**Set task**
Go through the material below and copy each line where the word "cycles" appears.

Saved data entries:
####################

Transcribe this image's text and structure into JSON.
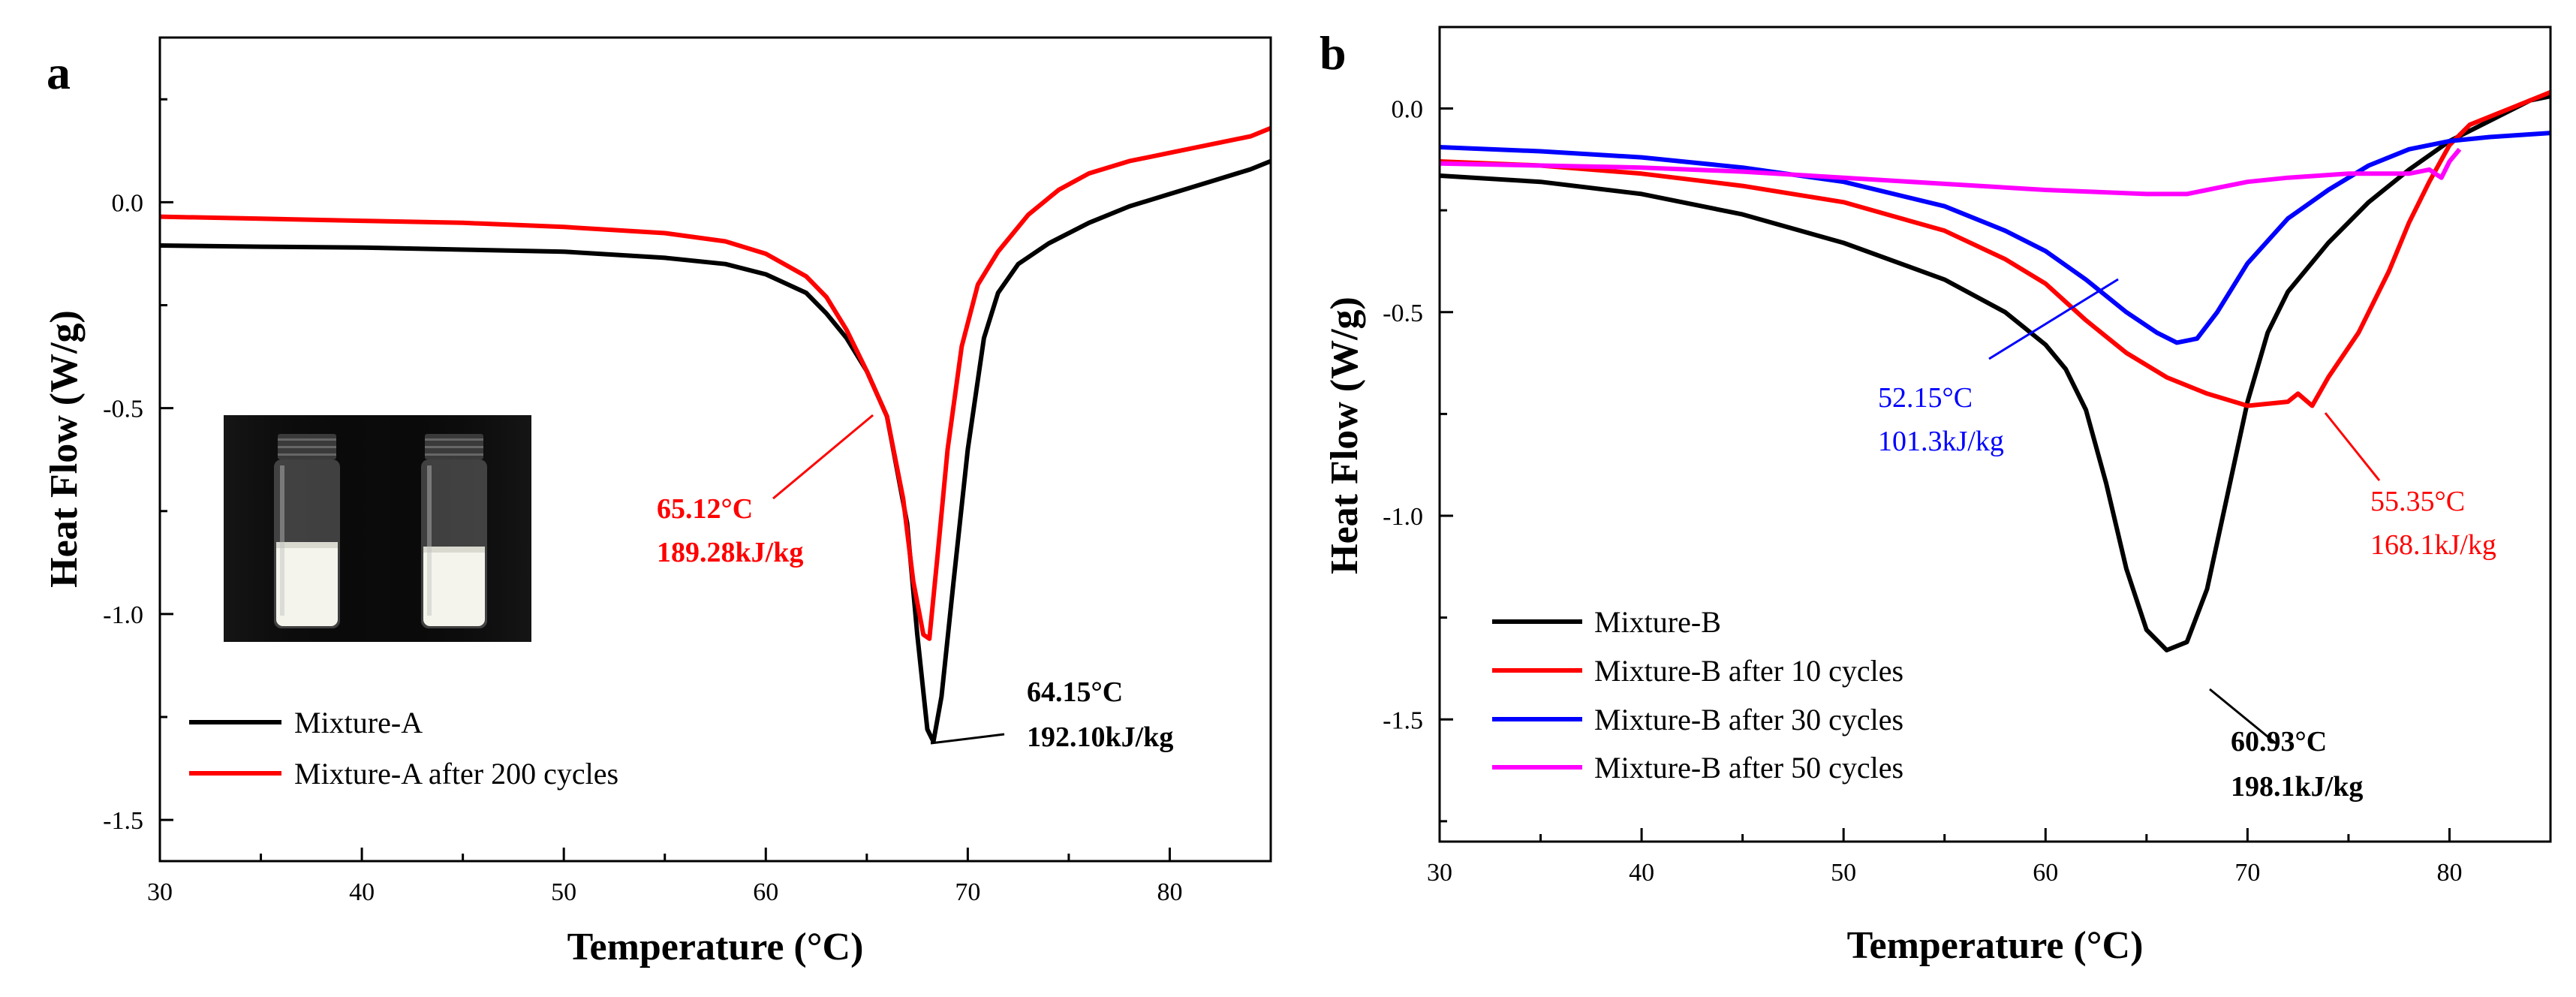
{
  "chart_data": [
    {
      "panel": "a",
      "type": "line",
      "xlabel": "Temperature (°C)",
      "ylabel": "Heat Flow (W/g)",
      "xlim": [
        30,
        85
      ],
      "ylim": [
        -1.6,
        0.4
      ],
      "xticks": [
        "30",
        "40",
        "50",
        "60",
        "70",
        "80"
      ],
      "yticks": [
        "0.0",
        "-0.5",
        "-1.0",
        "-1.5"
      ],
      "legend": "bottom-left",
      "series": [
        {
          "name": "Mixture-A",
          "color": "#000000",
          "points": [
            [
              30,
              -0.105
            ],
            [
              35,
              -0.108
            ],
            [
              40,
              -0.11
            ],
            [
              45,
              -0.115
            ],
            [
              50,
              -0.12
            ],
            [
              55,
              -0.135
            ],
            [
              58,
              -0.15
            ],
            [
              60,
              -0.175
            ],
            [
              62,
              -0.22
            ],
            [
              63,
              -0.27
            ],
            [
              64,
              -0.33
            ],
            [
              65,
              -0.41
            ],
            [
              66,
              -0.52
            ],
            [
              67,
              -0.78
            ],
            [
              67.5,
              -1.05
            ],
            [
              68,
              -1.28
            ],
            [
              68.3,
              -1.31
            ],
            [
              68.7,
              -1.2
            ],
            [
              69.3,
              -0.92
            ],
            [
              70,
              -0.6
            ],
            [
              70.8,
              -0.33
            ],
            [
              71.5,
              -0.22
            ],
            [
              72.5,
              -0.15
            ],
            [
              74,
              -0.1
            ],
            [
              76,
              -0.05
            ],
            [
              78,
              -0.01
            ],
            [
              80,
              0.02
            ],
            [
              82,
              0.05
            ],
            [
              84,
              0.08
            ],
            [
              85,
              0.1
            ]
          ]
        },
        {
          "name": "Mixture-A after 200 cycles",
          "color": "#ff0000",
          "points": [
            [
              30,
              -0.035
            ],
            [
              35,
              -0.04
            ],
            [
              40,
              -0.045
            ],
            [
              45,
              -0.05
            ],
            [
              50,
              -0.06
            ],
            [
              55,
              -0.075
            ],
            [
              58,
              -0.095
            ],
            [
              60,
              -0.125
            ],
            [
              62,
              -0.18
            ],
            [
              63,
              -0.23
            ],
            [
              64,
              -0.31
            ],
            [
              65,
              -0.41
            ],
            [
              66,
              -0.52
            ],
            [
              66.8,
              -0.72
            ],
            [
              67.3,
              -0.92
            ],
            [
              67.8,
              -1.05
            ],
            [
              68.1,
              -1.06
            ],
            [
              68.5,
              -0.86
            ],
            [
              69,
              -0.6
            ],
            [
              69.7,
              -0.35
            ],
            [
              70.5,
              -0.2
            ],
            [
              71.5,
              -0.12
            ],
            [
              73,
              -0.03
            ],
            [
              74.5,
              0.03
            ],
            [
              76,
              0.07
            ],
            [
              78,
              0.1
            ],
            [
              80,
              0.12
            ],
            [
              82,
              0.14
            ],
            [
              84,
              0.16
            ],
            [
              85,
              0.18
            ]
          ]
        }
      ],
      "annotations": [
        {
          "name": "red-peak",
          "color": "#ff0000",
          "lines": [
            "65.12°C",
            "189.28kJ/kg"
          ]
        },
        {
          "name": "black-peak",
          "color": "#000000",
          "lines": [
            "64.15°C",
            "192.10kJ/kg"
          ]
        }
      ]
    },
    {
      "panel": "b",
      "type": "line",
      "xlabel": "Temperature (°C)",
      "ylabel": "Heat Flow (W/g)",
      "xlim": [
        30,
        85
      ],
      "ylim": [
        -1.8,
        0.2
      ],
      "xticks": [
        "30",
        "40",
        "50",
        "60",
        "70",
        "80"
      ],
      "yticks": [
        "0.0",
        "-0.5",
        "-1.0",
        "-1.5"
      ],
      "legend": "bottom-left",
      "series": [
        {
          "name": "Mixture-B",
          "color": "#000000",
          "points": [
            [
              30,
              -0.165
            ],
            [
              35,
              -0.18
            ],
            [
              40,
              -0.21
            ],
            [
              45,
              -0.26
            ],
            [
              50,
              -0.33
            ],
            [
              55,
              -0.42
            ],
            [
              58,
              -0.5
            ],
            [
              60,
              -0.58
            ],
            [
              61,
              -0.64
            ],
            [
              62,
              -0.74
            ],
            [
              63,
              -0.92
            ],
            [
              64,
              -1.13
            ],
            [
              65,
              -1.28
            ],
            [
              66,
              -1.33
            ],
            [
              67,
              -1.31
            ],
            [
              68,
              -1.18
            ],
            [
              69,
              -0.95
            ],
            [
              70,
              -0.72
            ],
            [
              71,
              -0.55
            ],
            [
              72,
              -0.45
            ],
            [
              74,
              -0.33
            ],
            [
              76,
              -0.23
            ],
            [
              78,
              -0.15
            ],
            [
              80,
              -0.08
            ],
            [
              82,
              -0.03
            ],
            [
              84,
              0.02
            ],
            [
              85,
              0.03
            ]
          ]
        },
        {
          "name": "Mixture-B after 10 cycles",
          "color": "#ff0000",
          "points": [
            [
              30,
              -0.13
            ],
            [
              35,
              -0.14
            ],
            [
              40,
              -0.16
            ],
            [
              45,
              -0.19
            ],
            [
              50,
              -0.23
            ],
            [
              55,
              -0.3
            ],
            [
              58,
              -0.37
            ],
            [
              60,
              -0.43
            ],
            [
              62,
              -0.52
            ],
            [
              64,
              -0.6
            ],
            [
              66,
              -0.66
            ],
            [
              68,
              -0.7
            ],
            [
              70,
              -0.73
            ],
            [
              72,
              -0.72
            ],
            [
              72.5,
              -0.7
            ],
            [
              73.2,
              -0.73
            ],
            [
              74,
              -0.66
            ],
            [
              75.5,
              -0.55
            ],
            [
              77,
              -0.4
            ],
            [
              78,
              -0.28
            ],
            [
              79,
              -0.18
            ],
            [
              80,
              -0.09
            ],
            [
              81,
              -0.04
            ],
            [
              83,
              0.0
            ],
            [
              85,
              0.04
            ]
          ]
        },
        {
          "name": "Mixture-B after 30 cycles",
          "color": "#0000ff",
          "points": [
            [
              30,
              -0.095
            ],
            [
              35,
              -0.105
            ],
            [
              40,
              -0.12
            ],
            [
              45,
              -0.145
            ],
            [
              50,
              -0.18
            ],
            [
              55,
              -0.24
            ],
            [
              58,
              -0.3
            ],
            [
              60,
              -0.35
            ],
            [
              62,
              -0.42
            ],
            [
              64,
              -0.5
            ],
            [
              65.5,
              -0.55
            ],
            [
              66.5,
              -0.575
            ],
            [
              67.5,
              -0.565
            ],
            [
              68.5,
              -0.5
            ],
            [
              70,
              -0.38
            ],
            [
              72,
              -0.27
            ],
            [
              74,
              -0.2
            ],
            [
              76,
              -0.14
            ],
            [
              78,
              -0.1
            ],
            [
              80,
              -0.08
            ],
            [
              82,
              -0.07
            ],
            [
              85,
              -0.06
            ]
          ]
        },
        {
          "name": "Mixture-B after 50 cycles",
          "color": "#ff00ff",
          "points": [
            [
              30,
              -0.135
            ],
            [
              35,
              -0.14
            ],
            [
              40,
              -0.145
            ],
            [
              45,
              -0.155
            ],
            [
              50,
              -0.17
            ],
            [
              55,
              -0.185
            ],
            [
              60,
              -0.2
            ],
            [
              65,
              -0.21
            ],
            [
              67,
              -0.21
            ],
            [
              68,
              -0.2
            ],
            [
              70,
              -0.18
            ],
            [
              72,
              -0.17
            ],
            [
              75,
              -0.16
            ],
            [
              78,
              -0.16
            ],
            [
              79,
              -0.15
            ],
            [
              79.6,
              -0.17
            ],
            [
              80,
              -0.13
            ],
            [
              80.5,
              -0.1
            ]
          ]
        }
      ],
      "annotations": [
        {
          "name": "blue-peak",
          "color": "#0000ff",
          "lines": [
            "52.15°C",
            "101.3kJ/kg"
          ]
        },
        {
          "name": "red-peak",
          "color": "#ff0000",
          "lines": [
            "55.35°C",
            "168.1kJ/kg"
          ]
        },
        {
          "name": "black-peak",
          "color": "#000000",
          "lines": [
            "60.93°C",
            "198.1kJ/kg"
          ]
        }
      ]
    }
  ]
}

####################

**Answer in full**
          "name": "Mixture-A after 200 cycles",
          "name": "Mixture-B after 10 cycles",
          "name": "Mixture-B after 30 cycles",
          "name": "Mixture-B after 50 cycles",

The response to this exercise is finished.